▶ SHORT EXERCISE: State the number of lines where "VOLTAGE" appears. Add nothing else.

Dataset rows about figures:
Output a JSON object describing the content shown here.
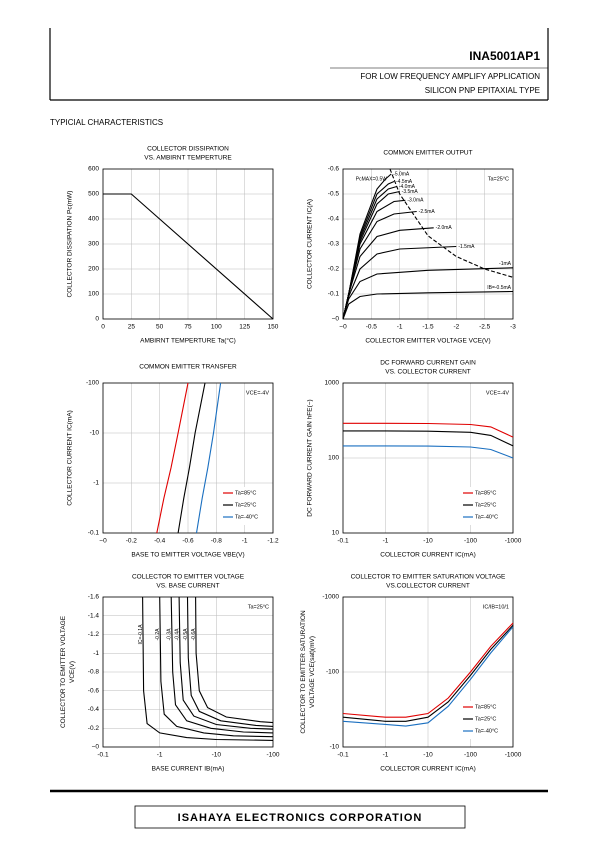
{
  "header": {
    "part": "INA5001AP1",
    "line1": "FOR LOW FREQUENCY AMPLIFY APPLICATION",
    "line2": "SILICON PNP EPITAXIAL TYPE"
  },
  "section_title": "TYPICIAL  CHARACTERISTICS",
  "footer": "ISAHAYA ELECTRONICS CORPORATION",
  "chart_data": [
    {
      "type": "line",
      "title": "COLLECTOR DISSIPATION",
      "subtitle": "VS. AMBIRNT TEMPERTURE",
      "x_label": "AMBIRNT TEMPERTURE  Ta(°C)",
      "y_label": "COLLECTOR DISSIPATION  Pc(mW)",
      "xlim": [
        0,
        150
      ],
      "xticks": [
        0,
        25,
        50,
        75,
        100,
        125,
        150
      ],
      "ylim": [
        0,
        600
      ],
      "yticks": [
        0,
        100,
        200,
        300,
        400,
        500,
        600
      ],
      "grid": true,
      "series": [
        {
          "color": "#000000",
          "x": [
            0,
            25,
            150
          ],
          "values": [
            500,
            500,
            0
          ]
        }
      ]
    },
    {
      "type": "line",
      "title": "COMMON EMITTER OUTPUT",
      "x_label": "COLLECTOR EMITTER VOLTAGE  VCE(V)",
      "y_label": "COLLECTOR CURRENT  IC(A)",
      "xlim": [
        0,
        -3
      ],
      "xticks": [
        {
          "value": 0,
          "label": "−0"
        },
        -0.5,
        -1,
        -1.5,
        -2,
        -2.5,
        -3
      ],
      "ylim": [
        0,
        -0.6
      ],
      "yticks": [
        {
          "value": 0,
          "label": "−0"
        },
        -0.1,
        -0.2,
        -0.3,
        -0.4,
        -0.5,
        -0.6
      ],
      "grid": true,
      "notes": [
        "Ta=25°C"
      ],
      "legend": "inline",
      "series": [
        {
          "name": "IB=-0.5mA",
          "color": "#000000",
          "x": [
            0,
            -0.1,
            -0.3,
            -0.6,
            -1.5,
            -3
          ],
          "values": [
            0,
            -0.06,
            -0.09,
            -0.1,
            -0.105,
            -0.11
          ]
        },
        {
          "name": "-1mA",
          "color": "#000000",
          "x": [
            0,
            -0.1,
            -0.3,
            -0.6,
            -1.5,
            -3
          ],
          "values": [
            0,
            -0.08,
            -0.15,
            -0.18,
            -0.195,
            -0.205
          ]
        },
        {
          "name": "-1.5mA",
          "color": "#000000",
          "x": [
            0,
            -0.1,
            -0.3,
            -0.6,
            -1,
            -2
          ],
          "values": [
            0,
            -0.09,
            -0.2,
            -0.26,
            -0.28,
            -0.29
          ]
        },
        {
          "name": "-2.0mA",
          "color": "#000000",
          "x": [
            0,
            -0.1,
            -0.3,
            -0.6,
            -1,
            -1.6
          ],
          "values": [
            0,
            -0.1,
            -0.25,
            -0.33,
            -0.355,
            -0.365
          ]
        },
        {
          "name": "-2.5mA",
          "color": "#000000",
          "x": [
            0,
            -0.1,
            -0.3,
            -0.6,
            -0.9,
            -1.3
          ],
          "values": [
            0,
            -0.1,
            -0.28,
            -0.39,
            -0.42,
            -0.43
          ]
        },
        {
          "name": "-3.0mA",
          "color": "#000000",
          "x": [
            0,
            -0.1,
            -0.3,
            -0.6,
            -0.9,
            -1.1
          ],
          "values": [
            0,
            -0.1,
            -0.3,
            -0.43,
            -0.47,
            -0.475
          ]
        },
        {
          "name": "-3.5mA",
          "color": "#000000",
          "x": [
            0,
            -0.1,
            -0.3,
            -0.6,
            -0.8,
            -1
          ],
          "values": [
            0,
            -0.1,
            -0.31,
            -0.46,
            -0.5,
            -0.51
          ]
        },
        {
          "name": "-4.0mA",
          "color": "#000000",
          "x": [
            0,
            -0.1,
            -0.3,
            -0.6,
            -0.8,
            -0.95
          ],
          "values": [
            0,
            -0.1,
            -0.32,
            -0.48,
            -0.52,
            -0.53
          ]
        },
        {
          "name": "-4.5mA",
          "color": "#000000",
          "x": [
            0,
            -0.1,
            -0.3,
            -0.6,
            -0.8,
            -0.9
          ],
          "values": [
            0,
            -0.1,
            -0.33,
            -0.5,
            -0.54,
            -0.55
          ]
        },
        {
          "name": "-5.0mA",
          "color": "#000000",
          "x": [
            0,
            -0.1,
            -0.3,
            -0.6,
            -0.75,
            -0.85
          ],
          "values": [
            0,
            -0.1,
            -0.34,
            -0.52,
            -0.56,
            -0.58
          ]
        },
        {
          "name": "PcMAX=0.5W",
          "color": "#000000",
          "dashed": true,
          "x": [
            -0.83,
            -1,
            -1.5,
            -2,
            -2.5,
            -3
          ],
          "values": [
            -0.6,
            -0.5,
            -0.333,
            -0.25,
            -0.2,
            -0.167
          ]
        }
      ]
    },
    {
      "type": "line",
      "title": "COMMON EMITTER TRANSFER",
      "x_label": "BASE TO EMITTER VOLTAGE  VBE(V)",
      "y_label": "COLLECTOR CURRENT  IC(mA)",
      "xlim": [
        0,
        -1.2
      ],
      "xticks": [
        {
          "value": 0,
          "label": "−0"
        },
        -0.2,
        -0.4,
        -0.6,
        -0.8,
        -1,
        -1.2
      ],
      "ylim": [
        -0.1,
        -100
      ],
      "ylog": true,
      "yticks": [
        -0.1,
        -1,
        -10,
        -100
      ],
      "grid": true,
      "notes": [
        "VCE=-4V"
      ],
      "legend": "lower right",
      "series": [
        {
          "name": "Ta=85°C",
          "color": "#e00000",
          "x": [
            -0.38,
            -0.43,
            -0.48,
            -0.53,
            -0.6
          ],
          "values": [
            -0.1,
            -0.5,
            -2,
            -10,
            -100
          ]
        },
        {
          "name": "Ta=25°C",
          "color": "#000000",
          "x": [
            -0.53,
            -0.57,
            -0.61,
            -0.65,
            -0.72
          ],
          "values": [
            -0.1,
            -0.5,
            -2,
            -10,
            -100
          ]
        },
        {
          "name": "Ta=-40°C",
          "color": "#1a6fc0",
          "x": [
            -0.66,
            -0.7,
            -0.74,
            -0.78,
            -0.83
          ],
          "values": [
            -0.1,
            -0.5,
            -2,
            -10,
            -100
          ]
        }
      ]
    },
    {
      "type": "line",
      "title": "DC FORWARD CURRENT GAIN",
      "subtitle": "VS. COLLECTOR CURRENT",
      "x_label": "COLLECTOR CURRENT  IC(mA)",
      "y_label": "DC FORWARD CURRENT GAIN  hFE(−)",
      "xlim": [
        -0.1,
        -1000
      ],
      "xlog": true,
      "xticks": [
        -0.1,
        -1,
        -10,
        -100,
        -1000
      ],
      "ylim": [
        10,
        1000
      ],
      "ylog": true,
      "yticks": [
        10,
        100,
        1000
      ],
      "grid": true,
      "notes": [
        "VCE=-4V"
      ],
      "legend": "lower right",
      "series": [
        {
          "name": "Ta=85°C",
          "color": "#e00000",
          "x": [
            -0.1,
            -1,
            -10,
            -100,
            -300,
            -1000
          ],
          "values": [
            290,
            290,
            288,
            280,
            260,
            190
          ]
        },
        {
          "name": "Ta=25°C",
          "color": "#000000",
          "x": [
            -0.1,
            -1,
            -10,
            -100,
            -300,
            -1000
          ],
          "values": [
            230,
            230,
            228,
            220,
            200,
            145
          ]
        },
        {
          "name": "Ta=-40°C",
          "color": "#1a6fc0",
          "x": [
            -0.1,
            -1,
            -10,
            -100,
            -300,
            -1000
          ],
          "values": [
            145,
            145,
            144,
            140,
            130,
            100
          ]
        }
      ]
    },
    {
      "type": "line",
      "title": "COLLECTOR TO EMITTER VOLTAGE",
      "subtitle": "VS. BASE CURRENT",
      "x_label": "BASE CURRENT  IB(mA)",
      "y_label": [
        "COLLECTOR TO EMITTER VOLTAGE",
        "VCE(V)"
      ],
      "xlim": [
        -0.1,
        -100
      ],
      "xlog": true,
      "xticks": [
        -0.1,
        -1,
        -10,
        -100
      ],
      "ylim": [
        0,
        -1.6
      ],
      "yticks": [
        {
          "value": 0,
          "label": "−0"
        },
        -0.2,
        -0.4,
        -0.6,
        -0.8,
        -1,
        -1.2,
        -1.4,
        -1.6
      ],
      "grid": true,
      "notes": [
        "Ta=25°C"
      ],
      "legend": "inline",
      "series": [
        {
          "name": "IC=-0.1A",
          "color": "#000000",
          "x": [
            -0.5,
            -0.52,
            -0.6,
            -1,
            -3,
            -10,
            -100
          ],
          "values": [
            -1.6,
            -0.6,
            -0.25,
            -0.15,
            -0.1,
            -0.08,
            -0.07
          ]
        },
        {
          "name": "-0.2A",
          "color": "#000000",
          "x": [
            -1,
            -1.05,
            -1.2,
            -2,
            -6,
            -20,
            -100
          ],
          "values": [
            -1.6,
            -0.7,
            -0.35,
            -0.22,
            -0.15,
            -0.12,
            -0.11
          ]
        },
        {
          "name": "-0.3A",
          "color": "#000000",
          "x": [
            -1.6,
            -1.7,
            -1.9,
            -3,
            -8,
            -30,
            -100
          ],
          "values": [
            -1.6,
            -0.8,
            -0.45,
            -0.28,
            -0.2,
            -0.16,
            -0.15
          ]
        },
        {
          "name": "-0.4A",
          "color": "#000000",
          "x": [
            -2.2,
            -2.3,
            -2.6,
            -4,
            -10,
            -40,
            -100
          ],
          "values": [
            -1.6,
            -0.9,
            -0.5,
            -0.33,
            -0.24,
            -0.2,
            -0.19
          ]
        },
        {
          "name": "-0.5A",
          "color": "#000000",
          "x": [
            -3.1,
            -3.2,
            -3.6,
            -5,
            -12,
            -50,
            -100
          ],
          "values": [
            -1.6,
            -0.95,
            -0.55,
            -0.38,
            -0.28,
            -0.23,
            -0.22
          ]
        },
        {
          "name": "-0.6A",
          "color": "#000000",
          "x": [
            -4.3,
            -4.4,
            -5,
            -7,
            -15,
            -60,
            -100
          ],
          "values": [
            -1.6,
            -1,
            -0.6,
            -0.42,
            -0.32,
            -0.27,
            -0.26
          ]
        }
      ]
    },
    {
      "type": "line",
      "title": "COLLECTOR TO EMITTER SATURATION VOLTAGE",
      "subtitle": "VS.COLLECTOR CURRENT",
      "x_label": "COLLECTOR CURRENT  IC(mA)",
      "y_label": [
        "COLLECTOR TO EMITTER SATURATION",
        "VOLTAGE  VCE(sat)(mV)"
      ],
      "xlim": [
        -0.1,
        -1000
      ],
      "xlog": true,
      "xticks": [
        -0.1,
        -1,
        -10,
        -100,
        -1000
      ],
      "ylim": [
        -10,
        -1000
      ],
      "ylog": true,
      "yticks": [
        -10,
        -100,
        -1000
      ],
      "grid": true,
      "notes": [
        "IC/IB=10/1"
      ],
      "legend": "lower right",
      "series": [
        {
          "name": "Ta=85°C",
          "color": "#e00000",
          "x": [
            -0.1,
            -1,
            -3,
            -10,
            -30,
            -100,
            -300,
            -1000
          ],
          "values": [
            -28,
            -25,
            -25,
            -28,
            -45,
            -100,
            -220,
            -450
          ]
        },
        {
          "name": "Ta=25°C",
          "color": "#000000",
          "x": [
            -0.1,
            -1,
            -3,
            -10,
            -30,
            -100,
            -300,
            -1000
          ],
          "values": [
            -25,
            -22,
            -22,
            -25,
            -40,
            -90,
            -200,
            -420
          ]
        },
        {
          "name": "Ta=-40°C",
          "color": "#1a6fc0",
          "x": [
            -0.1,
            -1,
            -3,
            -10,
            -30,
            -100,
            -300,
            -1000
          ],
          "values": [
            -22,
            -20,
            -19,
            -21,
            -35,
            -80,
            -180,
            -400
          ]
        }
      ]
    }
  ]
}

▶ TASK RESPONSE: 6